[tahoe-dev] What's the state of the art in digital signatures? Re: What's the state of the art in factorization?

yu xue xueyu7452 at gmail.com
Thu Apr 29 22:57:39 PDT 2010


I stumbled upon a special digital signature scheme which is based on
Mandelbrot and Julia Fractal Sets[1]. The author claimed that it has
advantage of shorter key size and better performace etc than RSA/DSA.
However, it seems that sender and receiver both need to generate pub/private
key... I am not sure whether this can be allowed.

In addition, I don't know whether the network coding-related digital
signature is benefit, such as [2,3]. It seems that this kind of signature is
still based on discrete log problem such as CDH assumptions....

Just a *half thought* consideration:), thanks..

Regards
  Yu Xue


Reference:
[1] A new digital scheme based on Mandelbrot and Julia Fractal Sets
http://www.scipub.org/fulltext/ajas/ajas411848-856.pdf
[2] Signing a Linear Subspace:Signature Schemes for Network Coding
http://crypto.stanford.edu/~dabo/abstracts/netcode.html
[3] http://eprint.iacr.org/2009/569
2010/4/29 Zooko O'Whielacronx <zookog at gmail.com>

> On Thu, Apr 22, 2010 at 12:40 PM, Jonathan Katz <jkatz at cs.umd.edu> wrote:
> > On Thu, 22 Apr 2010, Zooko O'Whielacronx wrote:
> >
> >> Unless I misunderstand, if you read someone's plaintext without having
> >> the private key then you have proven that P=NP!

Complete the following –
A - According to the message, which two fractal sets is the special digital signature scheme based on?
B - For each statement, say whether it agrees with the message: (i) The author of the fractal-based scheme claimed it has a shorter key size than RSA/DSA. (ii) The network coding-related signatures appear to be based on factorization. (iii) With the fractal-based scheme, only the sender needs to generate a public/private key.
C - Continue the message from the point where it stops.
The material that comes next is not needed for anything here.

Source data –
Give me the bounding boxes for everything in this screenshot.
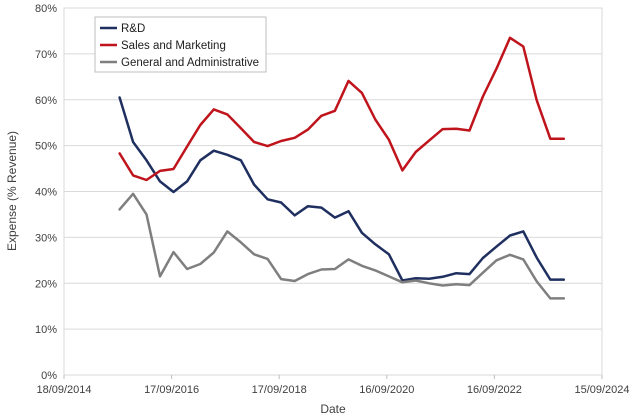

Task-by-task outputs –
A - Mandelbrot and Julia Fractal Sets.

B -
(i) Yes: "it has advantage of shorter key size"
(ii) No: "still based on discrete log problem such as CDH assumptions"
(iii) No: "sender and receiver both need to generate pub/private key"

C -
>> > The paper you cite reduces security to a hard-on-average problem, whereas
> > all that P \neq NP guarantees is hardness in the worst case.
>
> I see. I did misunderstand. So although cracking the Lyubashevsky,
> Palacio, Segev encryption scheme [1] doesn't mean that you've proven
> P=NP, because NP is about worst-case rather than average-case, it
> *does* mean that you've solved the subset sum problem for a random
> instance. If you can do that for all keys that people use in real life
> then you can solve the subset sum problem for almost all random
> instances, which seems like it would still be a breakthrough in
> complexity theory. If you can do it for only a few keys then this
> means that the Lyubashevsky, Palacio, Segev scheme is susceptible to
> "weak keys".
>
> Is that right?
>
> Anyway, although this is not one, there do exist proposals for public
> key crypto schemes where breaking the scheme implies solving a worst
> case instance of a supposedly hard problem, right?
>
> Here is a recent paper which surveys several of them (all
> lattice-based) and estimates secure key sizes: [2].
>
> None of the signature schemes mentioned therein appear to have the
> sort of efficiency that we are used to. For example the "ecdonaldp"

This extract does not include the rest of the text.